WHAT THE TASK ASKS - Images do not belong in the copy. Retype all the entries below exactly.

EXTRACTED DATA -
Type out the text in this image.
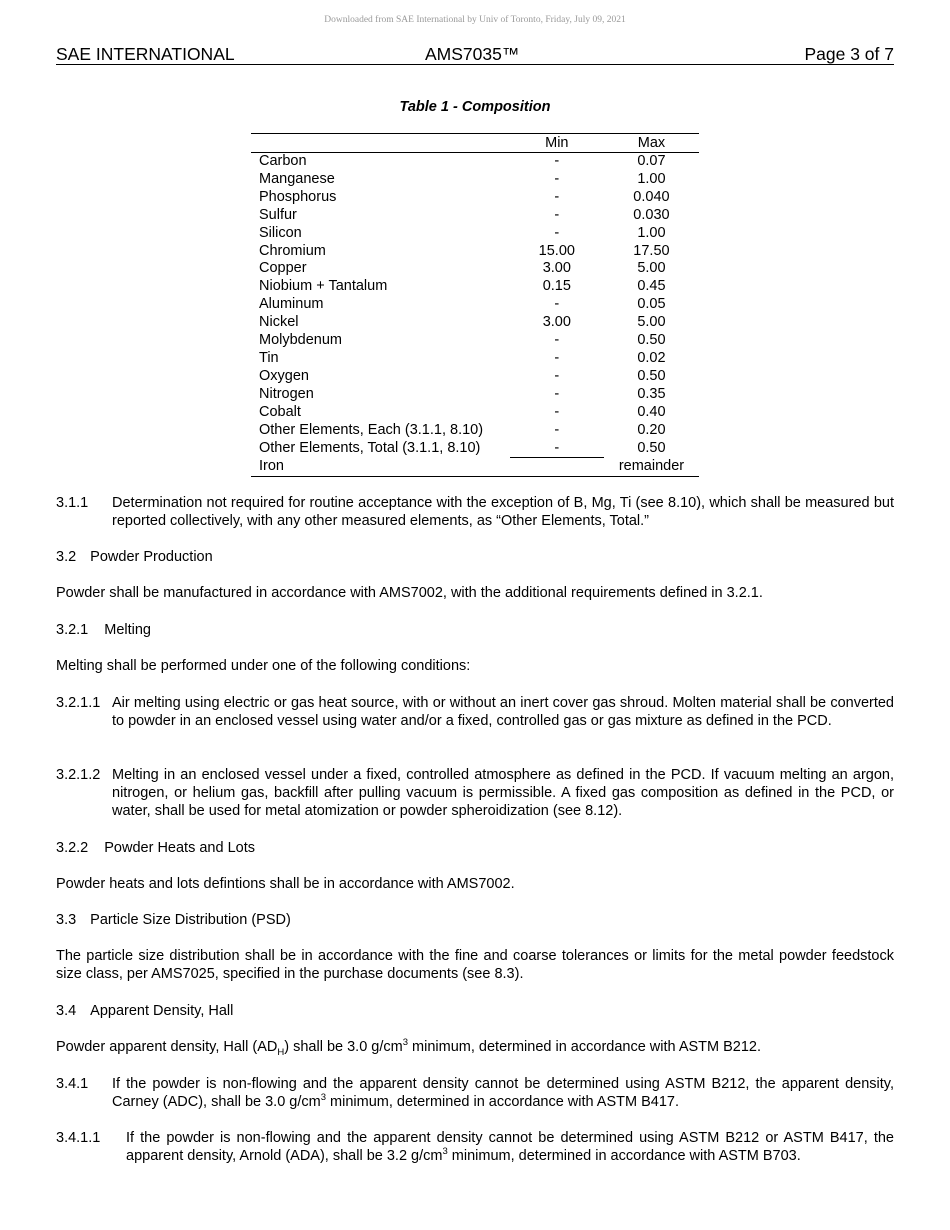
Downloaded from SAE International by Univ of Toronto, Friday, July 09, 2021
SAE INTERNATIONAL	AMS7035™	Page 3 of 7
Table 1 - Composition
	Min	Max
Carbon	-	0.07
Manganese	-	1.00
Phosphorus	-	0.040
Sulfur	-	0.030
Silicon	-	1.00
Chromium	15.00	17.50
Copper	3.00	5.00
Niobium + Tantalum	0.15	0.45
Aluminum	-	0.05
Nickel	3.00	5.00
Molybdenum	-	0.50
Tin	-	0.02
Oxygen	-	0.50
Nitrogen	-	0.35
Cobalt	-	0.40
Other Elements, Each (3.1.1, 8.10)	-	0.20
Other Elements, Total (3.1.1, 8.10)	-	0.50
Iron		remainder
3.1.1 Determination not required for routine acceptance with the exception of B, Mg, Ti (see 8.10), which shall be measured but reported collectively, with any other measured elements, as “Other Elements, Total.”
3.2 Powder Production

Powder shall be manufactured in accordance with AMS7002, with the additional requirements defined in 3.2.1.

3.2.1 Melting

Melting shall be performed under one of the following conditions:

3.2.1.1 Air melting using electric or gas heat source, with or without an inert cover gas shroud. Molten material shall be converted to powder in an enclosed vessel using water and/or a fixed, controlled gas or gas mixture as defined in the PCD.
3.2.1.2 Melting in an enclosed vessel under a fixed, controlled atmosphere as defined in the PCD. If vacuum melting an argon, nitrogen, or helium gas, backfill after pulling vacuum is permissible. A fixed gas composition as defined in the PCD, or water, shall be used for metal atomization or powder spheroidization (see 8.12).
3.2.2 Powder Heats and Lots

Powder heats and lots defintions shall be in accordance with AMS7002.

3.3 Particle Size Distribution (PSD)

The particle size distribution shall be in accordance with the fine and coarse tolerances or limits for the metal powder feedstock size class, per AMS7025, specified in the purchase documents (see 8.3).

3.4 Apparent Density, Hall

Powder apparent density, Hall $(AD_H)$ shall be 3.0 $g/cm^3$ minimum, determined in accordance with ASTM B212.

3.4.1 If the powder is non-flowing and the apparent density cannot be determined using ASTM B212, the apparent density, Carney (ADC), shall be 3.0 $g/cm^3$ minimum, determined in accordance with ASTM B417.
3.4.1.1 If the powder is non-flowing and the apparent density cannot be determined using ASTM B212 or ASTM B417, the apparent density, Arnold (ADA), shall be 3.2 $g/cm^3$ minimum, determined in accordance with ASTM B703.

FULL ANSWER -
Type out the text in this image.
Downloaded from SAE International by Univ of Toronto, Friday, July 09, 2021
SAE INTERNATIONAL	AMS7035™	Page 3 of 7
Table 1 - Composition
	Min	Max
Carbon	-	0.07
Manganese	-	1.00
Phosphorus	-	0.040
Sulfur	-	0.030
Silicon	-	1.00
Chromium	15.00	17.50
Copper	3.00	5.00
Niobium + Tantalum	0.15	0.45
Aluminum	-	0.05
Nickel	3.00	5.00
Molybdenum	-	0.50
Tin	-	0.02
Oxygen	-	0.50
Nitrogen	-	0.35
Cobalt	-	0.40
Other Elements, Each (3.1.1, 8.10)	-	0.20
Other Elements, Total (3.1.1, 8.10)	-	0.50
Iron		remainder
3.1.1 Determination not required for routine acceptance with the exception of B, Mg, Ti (see 8.10), which shall be measured but reported collectively, with any other measured elements, as “Other Elements, Total.”
3.2 Powder Production

Powder shall be manufactured in accordance with AMS7002, with the additional requirements defined in 3.2.1.

3.2.1 Melting

Melting shall be performed under one of the following conditions:

3.2.1.1 Air melting using electric or gas heat source, with or without an inert cover gas shroud. Molten material shall be converted to powder in an enclosed vessel using water and/or a fixed, controlled gas or gas mixture as defined in the PCD.
3.2.1.2 Melting in an enclosed vessel under a fixed, controlled atmosphere as defined in the PCD. If vacuum melting an argon, nitrogen, or helium gas, backfill after pulling vacuum is permissible. A fixed gas composition as defined in the PCD, or water, shall be used for metal atomization or powder spheroidization (see 8.12).
3.2.2 Powder Heats and Lots

Powder heats and lots defintions shall be in accordance with AMS7002.

3.3 Particle Size Distribution (PSD)

The particle size distribution shall be in accordance with the fine and coarse tolerances or limits for the metal powder feedstock size class, per AMS7025, specified in the purchase documents (see 8.3).

3.4 Apparent Density, Hall

Powder apparent density, Hall $(AD_H)$ shall be 3.0 $g/cm^3$ minimum, determined in accordance with ASTM B212.

3.4.1 If the powder is non-flowing and the apparent density cannot be determined using ASTM B212, the apparent density, Carney (ADC), shall be 3.0 $g/cm^3$ minimum, determined in accordance with ASTM B417.
3.4.1.1 If the powder is non-flowing and the apparent density cannot be determined using ASTM B212 or ASTM B417, the apparent density, Arnold (ADA), shall be 3.2 $g/cm^3$ minimum, determined in accordance with ASTM B703.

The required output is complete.